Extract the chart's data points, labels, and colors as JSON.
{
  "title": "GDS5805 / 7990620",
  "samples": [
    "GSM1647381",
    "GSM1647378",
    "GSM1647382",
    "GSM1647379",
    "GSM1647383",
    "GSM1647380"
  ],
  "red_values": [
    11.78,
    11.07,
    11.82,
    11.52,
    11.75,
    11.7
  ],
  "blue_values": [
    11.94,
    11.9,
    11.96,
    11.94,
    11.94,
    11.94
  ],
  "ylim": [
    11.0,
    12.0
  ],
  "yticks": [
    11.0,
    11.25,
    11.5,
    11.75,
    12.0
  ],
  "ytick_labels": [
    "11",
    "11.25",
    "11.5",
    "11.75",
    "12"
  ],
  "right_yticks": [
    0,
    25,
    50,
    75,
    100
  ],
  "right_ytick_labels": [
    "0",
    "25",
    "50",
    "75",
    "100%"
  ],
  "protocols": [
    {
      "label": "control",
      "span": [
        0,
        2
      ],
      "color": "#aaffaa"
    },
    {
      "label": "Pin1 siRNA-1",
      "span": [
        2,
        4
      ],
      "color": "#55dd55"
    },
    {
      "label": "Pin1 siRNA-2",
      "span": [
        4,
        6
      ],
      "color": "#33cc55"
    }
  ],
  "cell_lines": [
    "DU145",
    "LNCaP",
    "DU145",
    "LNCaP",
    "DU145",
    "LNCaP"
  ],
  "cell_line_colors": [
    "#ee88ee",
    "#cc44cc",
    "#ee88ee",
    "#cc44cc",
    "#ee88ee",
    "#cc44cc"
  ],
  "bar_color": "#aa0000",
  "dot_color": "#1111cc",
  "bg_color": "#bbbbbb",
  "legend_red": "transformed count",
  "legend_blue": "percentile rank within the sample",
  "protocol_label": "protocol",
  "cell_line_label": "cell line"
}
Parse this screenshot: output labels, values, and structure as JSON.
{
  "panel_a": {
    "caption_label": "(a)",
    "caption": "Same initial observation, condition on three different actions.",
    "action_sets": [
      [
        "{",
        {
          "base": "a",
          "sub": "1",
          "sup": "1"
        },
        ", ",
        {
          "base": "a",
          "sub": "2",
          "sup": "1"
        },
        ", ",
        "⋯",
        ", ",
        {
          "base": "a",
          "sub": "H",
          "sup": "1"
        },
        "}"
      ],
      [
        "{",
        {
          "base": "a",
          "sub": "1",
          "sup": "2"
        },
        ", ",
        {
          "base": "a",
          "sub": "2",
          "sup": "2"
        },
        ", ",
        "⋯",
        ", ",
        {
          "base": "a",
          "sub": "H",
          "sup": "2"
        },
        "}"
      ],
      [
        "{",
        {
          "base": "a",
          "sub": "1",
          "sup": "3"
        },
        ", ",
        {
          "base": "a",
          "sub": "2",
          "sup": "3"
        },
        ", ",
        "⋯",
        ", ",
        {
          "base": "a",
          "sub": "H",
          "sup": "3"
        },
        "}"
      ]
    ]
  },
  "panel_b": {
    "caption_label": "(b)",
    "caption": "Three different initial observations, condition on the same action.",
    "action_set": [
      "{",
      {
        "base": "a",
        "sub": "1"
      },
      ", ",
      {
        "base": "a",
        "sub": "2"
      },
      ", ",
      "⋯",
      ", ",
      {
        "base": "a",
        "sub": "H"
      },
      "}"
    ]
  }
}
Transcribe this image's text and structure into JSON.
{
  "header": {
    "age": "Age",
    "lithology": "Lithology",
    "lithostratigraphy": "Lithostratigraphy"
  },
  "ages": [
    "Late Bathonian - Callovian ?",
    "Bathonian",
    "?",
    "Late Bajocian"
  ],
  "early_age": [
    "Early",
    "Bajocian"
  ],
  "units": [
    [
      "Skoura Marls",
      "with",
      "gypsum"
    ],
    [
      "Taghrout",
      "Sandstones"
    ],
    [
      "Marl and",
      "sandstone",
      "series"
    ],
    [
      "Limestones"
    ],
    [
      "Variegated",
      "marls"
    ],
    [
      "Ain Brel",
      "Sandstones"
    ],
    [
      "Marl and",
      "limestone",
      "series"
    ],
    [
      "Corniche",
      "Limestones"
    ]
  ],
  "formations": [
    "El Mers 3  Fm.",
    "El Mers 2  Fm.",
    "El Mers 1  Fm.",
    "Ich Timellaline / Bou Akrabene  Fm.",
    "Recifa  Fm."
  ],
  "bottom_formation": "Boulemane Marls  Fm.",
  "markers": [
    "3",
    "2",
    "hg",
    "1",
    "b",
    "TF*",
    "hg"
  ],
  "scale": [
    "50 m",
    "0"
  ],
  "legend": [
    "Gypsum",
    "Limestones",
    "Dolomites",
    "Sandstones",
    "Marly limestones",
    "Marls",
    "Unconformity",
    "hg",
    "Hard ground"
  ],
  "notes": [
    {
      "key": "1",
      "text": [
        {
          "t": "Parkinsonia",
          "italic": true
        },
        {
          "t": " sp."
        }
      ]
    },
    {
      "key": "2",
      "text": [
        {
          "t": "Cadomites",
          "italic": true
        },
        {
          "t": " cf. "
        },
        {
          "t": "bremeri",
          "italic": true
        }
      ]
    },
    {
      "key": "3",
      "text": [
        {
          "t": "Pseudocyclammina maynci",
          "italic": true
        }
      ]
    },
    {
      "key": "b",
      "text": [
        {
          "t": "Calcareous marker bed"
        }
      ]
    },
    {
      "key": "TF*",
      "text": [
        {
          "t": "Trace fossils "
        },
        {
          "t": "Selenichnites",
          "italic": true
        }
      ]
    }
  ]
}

——————

TASK PROMPT
Output all of the data above without any alteration.

FINISHED TASK
Extract the chart's data points, labels, and colors as JSON.
{
  "title": "GDS5805 / 7990620",
  "samples": [
    "GSM1647381",
    "GSM1647378",
    "GSM1647382",
    "GSM1647379",
    "GSM1647383",
    "GSM1647380"
  ],
  "red_values": [
    11.78,
    11.07,
    11.82,
    11.52,
    11.75,
    11.7
  ],
  "blue_values": [
    11.94,
    11.9,
    11.96,
    11.94,
    11.94,
    11.94
  ],
  "ylim": [
    11.0,
    12.0
  ],
  "yticks": [
    11.0,
    11.25,
    11.5,
    11.75,
    12.0
  ],
  "ytick_labels": [
    "11",
    "11.25",
    "11.5",
    "11.75",
    "12"
  ],
  "right_yticks": [
    0,
    25,
    50,
    75,
    100
  ],
  "right_ytick_labels": [
    "0",
    "25",
    "50",
    "75",
    "100%"
  ],
  "protocols": [
    {
      "label": "control",
      "span": [
        0,
        2
      ],
      "color": "#aaffaa"
    },
    {
      "label": "Pin1 siRNA-1",
      "span": [
        2,
        4
      ],
      "color": "#55dd55"
    },
    {
      "label": "Pin1 siRNA-2",
      "span": [
        4,
        6
      ],
      "color": "#33cc55"
    }
  ],
  "cell_lines": [
    "DU145",
    "LNCaP",
    "DU145",
    "LNCaP",
    "DU145",
    "LNCaP"
  ],
  "cell_line_colors": [
    "#ee88ee",
    "#cc44cc",
    "#ee88ee",
    "#cc44cc",
    "#ee88ee",
    "#cc44cc"
  ],
  "bar_color": "#aa0000",
  "dot_color": "#1111cc",
  "bg_color": "#bbbbbb",
  "legend_red": "transformed count",
  "legend_blue": "percentile rank within the sample",
  "protocol_label": "protocol",
  "cell_line_label": "cell line"
}
Parse this screenshot: output labels, values, and structure as JSON.
{
  "panel_a": {
    "caption_label": "(a)",
    "caption": "Same initial observation, condition on three different actions.",
    "action_sets": [
      [
        "{",
        {
          "base": "a",
          "sub": "1",
          "sup": "1"
        },
        ", ",
        {
          "base": "a",
          "sub": "2",
          "sup": "1"
        },
        ", ",
        "⋯",
        ", ",
        {
          "base": "a",
          "sub": "H",
          "sup": "1"
        },
        "}"
      ],
      [
        "{",
        {
          "base": "a",
          "sub": "1",
          "sup": "2"
        },
        ", ",
        {
          "base": "a",
          "sub": "2",
          "sup": "2"
        },
        ", ",
        "⋯",
        ", ",
        {
          "base": "a",
          "sub": "H",
          "sup": "2"
        },
        "}"
      ],
      [
        "{",
        {
          "base": "a",
          "sub": "1",
          "sup": "3"
        },
        ", ",
        {
          "base": "a",
          "sub": "2",
          "sup": "3"
        },
        ", ",
        "⋯",
        ", ",
        {
          "base": "a",
          "sub": "H",
          "sup": "3"
        },
        "}"
      ]
    ]
  },
  "panel_b": {
    "caption_label": "(b)",
    "caption": "Three different initial observations, condition on the same action.",
    "action_set": [
      "{",
      {
        "base": "a",
        "sub": "1"
      },
      ", ",
      {
        "base": "a",
        "sub": "2"
      },
      ", ",
      "⋯",
      ", ",
      {
        "base": "a",
        "sub": "H"
      },
      "}"
    ]
  }
}
Transcribe this image's text and structure into JSON.
{
  "header": {
    "age": "Age",
    "lithology": "Lithology",
    "lithostratigraphy": "Lithostratigraphy"
  },
  "ages": [
    "Late Bathonian - Callovian ?",
    "Bathonian",
    "?",
    "Late Bajocian"
  ],
  "early_age": [
    "Early",
    "Bajocian"
  ],
  "units": [
    [
      "Skoura Marls",
      "with",
      "gypsum"
    ],
    [
      "Taghrout",
      "Sandstones"
    ],
    [
      "Marl and",
      "sandstone",
      "series"
    ],
    [
      "Limestones"
    ],
    [
      "Variegated",
      "marls"
    ],
    [
      "Ain Brel",
      "Sandstones"
    ],
    [
      "Marl and",
      "limestone",
      "series"
    ],
    [
      "Corniche",
      "Limestones"
    ]
  ],
  "formations": [
    "El Mers 3  Fm.",
    "El Mers 2  Fm.",
    "El Mers 1  Fm.",
    "Ich Timellaline / Bou Akrabene  Fm.",
    "Recifa  Fm."
  ],
  "bottom_formation": "Boulemane Marls  Fm.",
  "markers": [
    "3",
    "2",
    "hg",
    "1",
    "b",
    "TF*",
    "hg"
  ],
  "scale": [
    "50 m",
    "0"
  ],
  "legend": [
    "Gypsum",
    "Limestones",
    "Dolomites",
    "Sandstones",
    "Marly limestones",
    "Marls",
    "Unconformity",
    "hg",
    "Hard ground"
  ],
  "notes": [
    {
      "key": "1",
      "text": [
        {
          "t": "Parkinsonia",
          "italic": true
        },
        {
          "t": " sp."
        }
      ]
    },
    {
      "key": "2",
      "text": [
        {
          "t": "Cadomites",
          "italic": true
        },
        {
          "t": " cf. "
        },
        {
          "t": "bremeri",
          "italic": true
        }
      ]
    },
    {
      "key": "3",
      "text": [
        {
          "t": "Pseudocyclammina maynci",
          "italic": true
        }
      ]
    },
    {
      "key": "b",
      "text": [
        {
          "t": "Calcareous marker bed"
        }
      ]
    },
    {
      "key": "TF*",
      "text": [
        {
          "t": "Trace fossils "
        },
        {
          "t": "Selenichnites",
          "italic": true
        }
      ]
    }
  ]
}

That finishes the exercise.